Look through the records and copy each line that has "från" in it.

Supplied entries Start Marker

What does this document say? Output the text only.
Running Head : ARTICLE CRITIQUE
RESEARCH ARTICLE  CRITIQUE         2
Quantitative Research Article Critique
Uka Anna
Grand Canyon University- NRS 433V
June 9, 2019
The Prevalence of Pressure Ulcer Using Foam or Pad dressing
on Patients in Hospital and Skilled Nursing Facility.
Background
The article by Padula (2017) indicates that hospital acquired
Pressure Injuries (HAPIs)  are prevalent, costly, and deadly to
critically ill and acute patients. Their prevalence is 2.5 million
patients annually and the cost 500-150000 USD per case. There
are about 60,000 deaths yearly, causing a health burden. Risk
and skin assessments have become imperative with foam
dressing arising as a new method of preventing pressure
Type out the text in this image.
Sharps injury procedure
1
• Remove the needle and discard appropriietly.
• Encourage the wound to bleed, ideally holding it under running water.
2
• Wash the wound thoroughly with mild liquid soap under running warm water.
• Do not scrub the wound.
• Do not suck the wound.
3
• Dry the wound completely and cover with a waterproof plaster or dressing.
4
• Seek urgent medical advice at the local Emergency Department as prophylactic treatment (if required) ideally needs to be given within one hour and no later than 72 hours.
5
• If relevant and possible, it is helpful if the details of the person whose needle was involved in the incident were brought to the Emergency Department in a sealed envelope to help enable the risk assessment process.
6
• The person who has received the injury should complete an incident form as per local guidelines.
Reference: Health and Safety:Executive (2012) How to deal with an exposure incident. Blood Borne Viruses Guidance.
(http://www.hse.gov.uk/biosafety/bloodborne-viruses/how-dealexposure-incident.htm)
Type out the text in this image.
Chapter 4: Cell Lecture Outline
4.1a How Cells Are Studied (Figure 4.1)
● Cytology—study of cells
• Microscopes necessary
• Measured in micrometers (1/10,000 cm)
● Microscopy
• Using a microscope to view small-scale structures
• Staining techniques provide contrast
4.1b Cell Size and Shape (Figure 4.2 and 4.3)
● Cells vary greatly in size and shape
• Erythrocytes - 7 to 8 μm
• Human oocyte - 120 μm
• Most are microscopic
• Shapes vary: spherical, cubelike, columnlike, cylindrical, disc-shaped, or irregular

Supplied entries End Marker
Supplied entries Start Marker

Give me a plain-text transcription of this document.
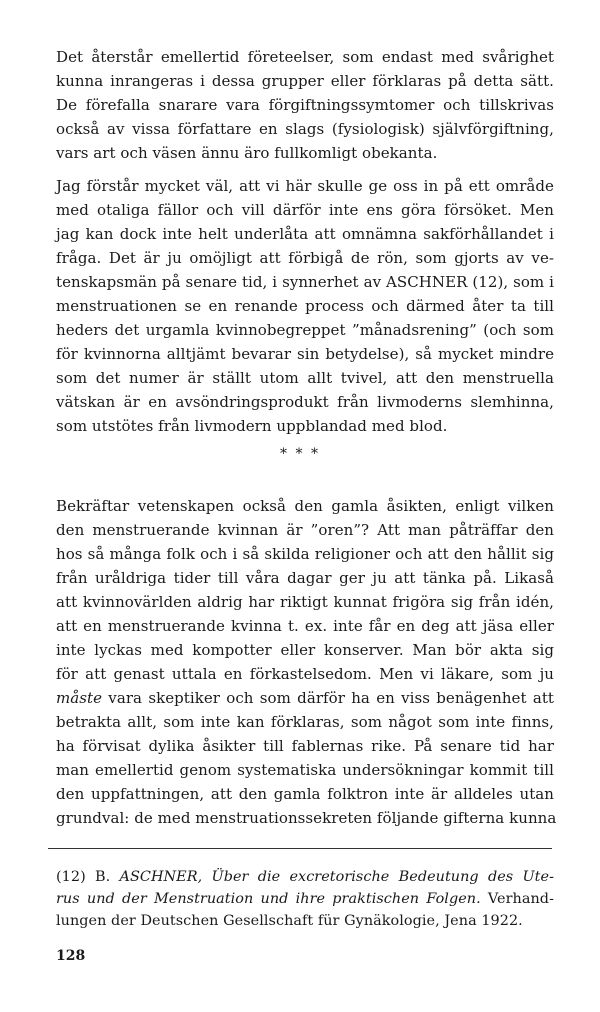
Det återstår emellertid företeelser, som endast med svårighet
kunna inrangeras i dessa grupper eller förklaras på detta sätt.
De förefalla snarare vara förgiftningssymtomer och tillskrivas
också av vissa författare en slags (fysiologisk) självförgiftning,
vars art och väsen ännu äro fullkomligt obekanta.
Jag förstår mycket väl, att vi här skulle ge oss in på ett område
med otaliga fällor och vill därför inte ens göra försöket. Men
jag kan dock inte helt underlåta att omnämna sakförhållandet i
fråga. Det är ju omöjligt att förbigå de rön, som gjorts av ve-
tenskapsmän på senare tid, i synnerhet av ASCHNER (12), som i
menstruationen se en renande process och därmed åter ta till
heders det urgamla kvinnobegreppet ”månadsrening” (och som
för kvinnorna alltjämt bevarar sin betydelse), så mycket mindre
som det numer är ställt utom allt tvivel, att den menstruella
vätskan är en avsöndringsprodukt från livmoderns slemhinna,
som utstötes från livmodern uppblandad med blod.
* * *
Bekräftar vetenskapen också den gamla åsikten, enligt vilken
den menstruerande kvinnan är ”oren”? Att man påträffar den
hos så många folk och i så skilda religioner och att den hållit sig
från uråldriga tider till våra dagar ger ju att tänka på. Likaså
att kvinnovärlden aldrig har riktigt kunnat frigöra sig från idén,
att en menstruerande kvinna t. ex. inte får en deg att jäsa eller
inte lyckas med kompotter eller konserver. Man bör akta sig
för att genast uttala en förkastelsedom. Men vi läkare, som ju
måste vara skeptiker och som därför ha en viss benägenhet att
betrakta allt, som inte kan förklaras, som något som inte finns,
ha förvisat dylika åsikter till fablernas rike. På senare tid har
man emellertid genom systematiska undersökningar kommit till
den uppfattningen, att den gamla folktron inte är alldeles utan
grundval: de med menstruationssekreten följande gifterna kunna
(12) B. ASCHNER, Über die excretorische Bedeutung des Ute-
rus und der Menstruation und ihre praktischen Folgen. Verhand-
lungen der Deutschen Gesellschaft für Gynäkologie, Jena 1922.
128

Supplied entries End Marker
Supplied entries Start Marker

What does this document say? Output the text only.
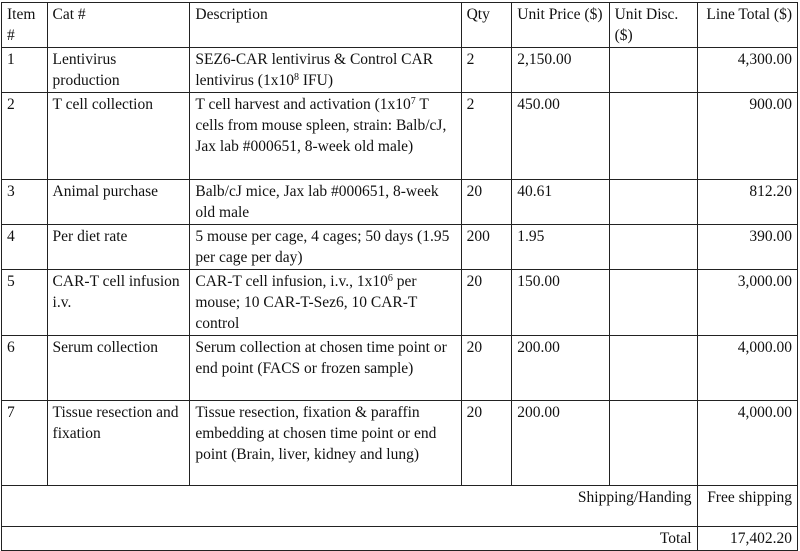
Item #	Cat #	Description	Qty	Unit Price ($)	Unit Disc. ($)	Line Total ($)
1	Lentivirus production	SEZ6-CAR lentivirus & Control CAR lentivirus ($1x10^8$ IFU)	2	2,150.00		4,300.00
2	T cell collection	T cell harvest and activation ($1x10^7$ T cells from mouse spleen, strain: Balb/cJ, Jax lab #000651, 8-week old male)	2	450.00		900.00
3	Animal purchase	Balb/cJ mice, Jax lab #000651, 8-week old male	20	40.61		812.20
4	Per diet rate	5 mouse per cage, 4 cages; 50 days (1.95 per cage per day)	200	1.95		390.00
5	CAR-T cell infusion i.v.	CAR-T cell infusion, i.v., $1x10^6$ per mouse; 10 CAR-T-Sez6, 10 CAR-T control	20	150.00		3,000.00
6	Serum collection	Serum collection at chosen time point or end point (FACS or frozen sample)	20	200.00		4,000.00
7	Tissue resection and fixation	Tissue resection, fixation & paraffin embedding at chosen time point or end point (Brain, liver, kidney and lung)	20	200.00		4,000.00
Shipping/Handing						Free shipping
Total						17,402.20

Supplied entries End Marker

Response area =>
vätskan är en avsöndringsprodukt från livmoderns slemhinna,
som utstötes från livmodern uppblandad med blod.
från uråldriga tider till våra dagar ger ju att tänka på. Likaså
att kvinnovärlden aldrig har riktigt kunnat frigöra sig från idén,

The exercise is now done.